Data items
━━━━━━━━━━━━━━━━

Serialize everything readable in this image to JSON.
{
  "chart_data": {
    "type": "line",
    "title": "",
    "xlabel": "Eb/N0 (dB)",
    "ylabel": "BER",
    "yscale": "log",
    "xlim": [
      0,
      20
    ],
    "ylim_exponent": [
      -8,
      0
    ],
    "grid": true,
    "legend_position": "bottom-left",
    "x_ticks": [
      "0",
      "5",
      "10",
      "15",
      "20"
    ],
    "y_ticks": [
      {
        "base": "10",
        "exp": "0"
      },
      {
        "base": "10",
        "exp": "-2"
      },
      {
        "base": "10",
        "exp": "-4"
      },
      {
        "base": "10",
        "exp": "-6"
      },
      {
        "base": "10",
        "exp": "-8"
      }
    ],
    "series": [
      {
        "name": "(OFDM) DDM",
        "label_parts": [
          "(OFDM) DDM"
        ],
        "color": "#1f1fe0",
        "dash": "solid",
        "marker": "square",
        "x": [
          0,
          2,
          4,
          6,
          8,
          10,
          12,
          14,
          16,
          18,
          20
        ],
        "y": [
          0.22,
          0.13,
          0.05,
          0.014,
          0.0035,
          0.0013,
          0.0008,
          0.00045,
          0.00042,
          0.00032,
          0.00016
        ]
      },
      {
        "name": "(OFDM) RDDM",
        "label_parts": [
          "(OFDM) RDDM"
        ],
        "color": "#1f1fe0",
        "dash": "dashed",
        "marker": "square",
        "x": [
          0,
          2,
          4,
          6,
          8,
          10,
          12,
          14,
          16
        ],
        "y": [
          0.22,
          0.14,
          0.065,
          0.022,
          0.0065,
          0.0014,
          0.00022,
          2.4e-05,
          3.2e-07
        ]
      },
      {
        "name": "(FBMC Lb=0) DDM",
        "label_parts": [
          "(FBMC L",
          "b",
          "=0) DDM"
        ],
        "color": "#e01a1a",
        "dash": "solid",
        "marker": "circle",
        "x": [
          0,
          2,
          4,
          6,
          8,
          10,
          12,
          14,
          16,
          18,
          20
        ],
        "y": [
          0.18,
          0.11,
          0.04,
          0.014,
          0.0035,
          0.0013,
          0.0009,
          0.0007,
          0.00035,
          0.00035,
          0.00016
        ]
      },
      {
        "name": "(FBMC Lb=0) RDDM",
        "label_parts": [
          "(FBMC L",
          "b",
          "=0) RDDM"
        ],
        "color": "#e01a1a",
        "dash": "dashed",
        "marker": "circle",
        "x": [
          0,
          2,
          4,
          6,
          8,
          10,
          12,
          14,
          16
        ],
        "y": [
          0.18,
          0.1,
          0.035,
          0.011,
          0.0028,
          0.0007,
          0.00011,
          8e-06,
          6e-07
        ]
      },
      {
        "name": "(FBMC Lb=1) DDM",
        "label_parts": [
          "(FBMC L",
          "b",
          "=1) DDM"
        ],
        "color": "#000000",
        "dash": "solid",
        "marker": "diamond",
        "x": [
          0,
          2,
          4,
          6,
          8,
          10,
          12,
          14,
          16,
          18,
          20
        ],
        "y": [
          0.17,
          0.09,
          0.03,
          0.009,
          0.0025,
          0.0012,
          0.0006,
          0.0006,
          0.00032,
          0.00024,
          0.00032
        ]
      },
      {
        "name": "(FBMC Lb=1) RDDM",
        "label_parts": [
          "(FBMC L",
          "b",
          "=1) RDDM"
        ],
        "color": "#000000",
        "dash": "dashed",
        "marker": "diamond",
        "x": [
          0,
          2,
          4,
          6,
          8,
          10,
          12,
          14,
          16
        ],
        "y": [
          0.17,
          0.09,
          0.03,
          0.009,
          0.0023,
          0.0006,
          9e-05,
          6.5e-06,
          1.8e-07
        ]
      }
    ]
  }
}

━━━━━━━━━━━━━━━━

What the task asks
Using the data above, copy each line that contains "OFDM".

Task result
        "name": "(OFDM) DDM",
          "(OFDM) DDM"
        "name": "(OFDM) RDDM",
          "(OFDM) RDDM"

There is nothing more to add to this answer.